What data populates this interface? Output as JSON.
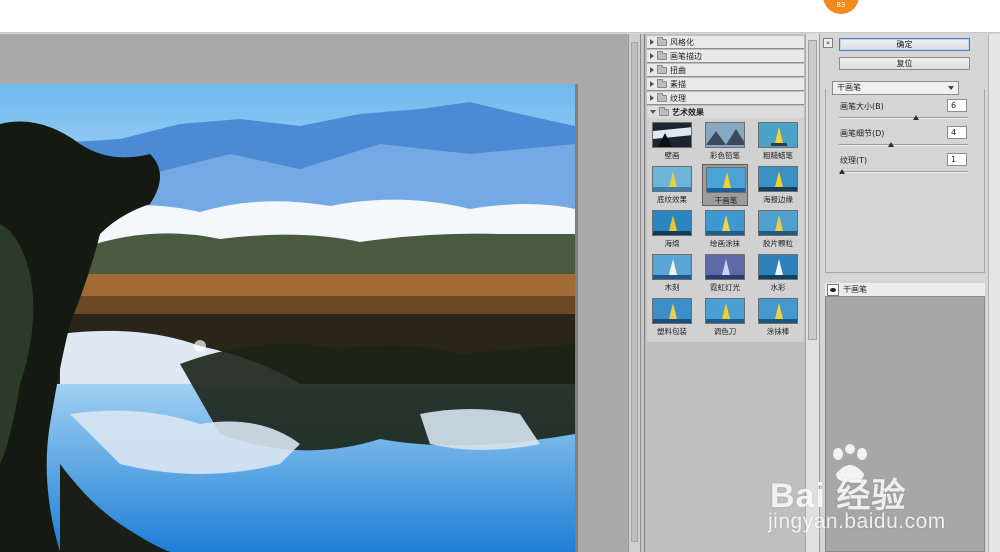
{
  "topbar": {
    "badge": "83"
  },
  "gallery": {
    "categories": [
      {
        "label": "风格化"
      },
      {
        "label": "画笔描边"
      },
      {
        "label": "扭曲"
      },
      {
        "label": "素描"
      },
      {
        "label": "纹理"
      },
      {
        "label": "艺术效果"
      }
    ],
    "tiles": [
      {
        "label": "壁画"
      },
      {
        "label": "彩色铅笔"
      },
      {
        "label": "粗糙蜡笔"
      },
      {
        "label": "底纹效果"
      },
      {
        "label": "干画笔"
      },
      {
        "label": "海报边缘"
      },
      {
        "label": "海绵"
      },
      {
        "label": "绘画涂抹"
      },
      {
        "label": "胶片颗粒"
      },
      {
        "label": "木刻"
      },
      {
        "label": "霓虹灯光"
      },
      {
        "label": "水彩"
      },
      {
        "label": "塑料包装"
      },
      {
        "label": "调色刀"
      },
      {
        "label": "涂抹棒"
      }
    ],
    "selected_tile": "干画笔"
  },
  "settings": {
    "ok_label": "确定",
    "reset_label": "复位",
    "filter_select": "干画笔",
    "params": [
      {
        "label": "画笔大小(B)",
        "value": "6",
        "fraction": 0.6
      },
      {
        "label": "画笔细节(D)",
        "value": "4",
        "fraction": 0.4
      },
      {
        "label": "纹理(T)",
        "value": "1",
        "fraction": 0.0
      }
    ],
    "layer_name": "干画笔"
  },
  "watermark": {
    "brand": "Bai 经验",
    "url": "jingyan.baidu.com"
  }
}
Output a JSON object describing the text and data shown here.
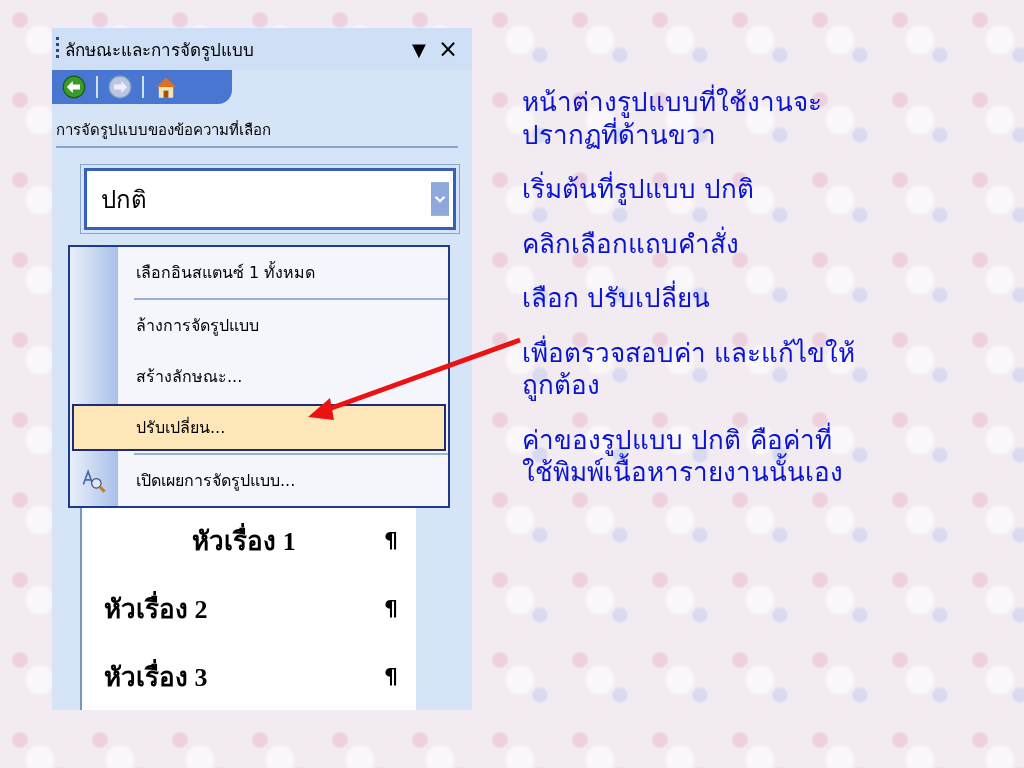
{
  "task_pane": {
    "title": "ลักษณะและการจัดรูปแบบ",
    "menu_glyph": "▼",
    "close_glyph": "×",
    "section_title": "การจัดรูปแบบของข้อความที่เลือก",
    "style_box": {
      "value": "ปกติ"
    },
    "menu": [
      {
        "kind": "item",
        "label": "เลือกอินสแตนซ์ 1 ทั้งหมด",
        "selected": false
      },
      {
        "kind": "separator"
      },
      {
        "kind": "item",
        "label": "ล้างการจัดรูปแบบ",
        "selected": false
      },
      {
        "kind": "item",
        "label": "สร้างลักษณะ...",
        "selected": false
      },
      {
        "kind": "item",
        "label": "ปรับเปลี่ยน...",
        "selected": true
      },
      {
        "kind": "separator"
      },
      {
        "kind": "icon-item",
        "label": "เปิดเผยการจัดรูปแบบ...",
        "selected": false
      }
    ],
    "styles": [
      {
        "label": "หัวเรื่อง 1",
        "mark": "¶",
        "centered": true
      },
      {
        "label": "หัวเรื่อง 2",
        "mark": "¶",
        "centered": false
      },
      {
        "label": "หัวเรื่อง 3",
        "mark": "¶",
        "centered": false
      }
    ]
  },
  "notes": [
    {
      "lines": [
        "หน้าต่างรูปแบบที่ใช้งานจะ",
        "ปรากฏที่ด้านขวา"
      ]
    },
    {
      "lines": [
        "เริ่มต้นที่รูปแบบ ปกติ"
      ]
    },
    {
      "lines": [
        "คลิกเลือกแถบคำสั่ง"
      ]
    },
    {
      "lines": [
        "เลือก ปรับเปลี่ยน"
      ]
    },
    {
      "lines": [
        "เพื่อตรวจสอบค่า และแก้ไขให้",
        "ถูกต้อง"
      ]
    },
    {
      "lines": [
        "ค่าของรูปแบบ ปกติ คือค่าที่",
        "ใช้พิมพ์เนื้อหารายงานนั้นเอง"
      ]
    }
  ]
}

- Exercise directions -
Return to the listing above and set it down exactly, leaving out its pictures.

- Response to the task -
What data populates this interface? Output as JSON.
{
  "topbar": {
    "badge": "83"
  },
  "gallery": {
    "categories": [
      {
        "label": "风格化"
      },
      {
        "label": "画笔描边"
      },
      {
        "label": "扭曲"
      },
      {
        "label": "素描"
      },
      {
        "label": "纹理"
      },
      {
        "label": "艺术效果"
      }
    ],
    "tiles": [
      {
        "label": "壁画"
      },
      {
        "label": "彩色铅笔"
      },
      {
        "label": "粗糙蜡笔"
      },
      {
        "label": "底纹效果"
      },
      {
        "label": "干画笔"
      },
      {
        "label": "海报边缘"
      },
      {
        "label": "海绵"
      },
      {
        "label": "绘画涂抹"
      },
      {
        "label": "胶片颗粒"
      },
      {
        "label": "木刻"
      },
      {
        "label": "霓虹灯光"
      },
      {
        "label": "水彩"
      },
      {
        "label": "塑料包装"
      },
      {
        "label": "调色刀"
      },
      {
        "label": "涂抹棒"
      }
    ],
    "selected_tile": "干画笔"
  },
  "settings": {
    "ok_label": "确定",
    "reset_label": "复位",
    "filter_select": "干画笔",
    "params": [
      {
        "label": "画笔大小(B)",
        "value": "6",
        "fraction": 0.6
      },
      {
        "label": "画笔细节(D)",
        "value": "4",
        "fraction": 0.4
      },
      {
        "label": "纹理(T)",
        "value": "1",
        "fraction": 0.0
      }
    ],
    "layer_name": "干画笔"
  },
  "watermark": {
    "brand": "Bai 经验",
    "url": "jingyan.baidu.com"
  }
}
Output a JSON object describing the text and data shown here.
{
  "task_pane": {
    "title": "ลักษณะและการจัดรูปแบบ",
    "menu_glyph": "▼",
    "close_glyph": "×",
    "section_title": "การจัดรูปแบบของข้อความที่เลือก",
    "style_box": {
      "value": "ปกติ"
    },
    "menu": [
      {
        "kind": "item",
        "label": "เลือกอินสแตนซ์ 1 ทั้งหมด",
        "selected": false
      },
      {
        "kind": "separator"
      },
      {
        "kind": "item",
        "label": "ล้างการจัดรูปแบบ",
        "selected": false
      },
      {
        "kind": "item",
        "label": "สร้างลักษณะ...",
        "selected": false
      },
      {
        "kind": "item",
        "label": "ปรับเปลี่ยน...",
        "selected": true
      },
      {
        "kind": "separator"
      },
      {
        "kind": "icon-item",
        "label": "เปิดเผยการจัดรูปแบบ...",
        "selected": false
      }
    ],
    "styles": [
      {
        "label": "หัวเรื่อง 1",
        "mark": "¶",
        "centered": true
      },
      {
        "label": "หัวเรื่อง 2",
        "mark": "¶",
        "centered": false
      },
      {
        "label": "หัวเรื่อง 3",
        "mark": "¶",
        "centered": false
      }
    ]
  },
  "notes": [
    {
      "lines": [
        "หน้าต่างรูปแบบที่ใช้งานจะ",
        "ปรากฏที่ด้านขวา"
      ]
    },
    {
      "lines": [
        "เริ่มต้นที่รูปแบบ ปกติ"
      ]
    },
    {
      "lines": [
        "คลิกเลือกแถบคำสั่ง"
      ]
    },
    {
      "lines": [
        "เลือก ปรับเปลี่ยน"
      ]
    },
    {
      "lines": [
        "เพื่อตรวจสอบค่า และแก้ไขให้",
        "ถูกต้อง"
      ]
    },
    {
      "lines": [
        "ค่าของรูปแบบ ปกติ คือค่าที่",
        "ใช้พิมพ์เนื้อหารายงานนั้นเอง"
      ]
    }
  ]
}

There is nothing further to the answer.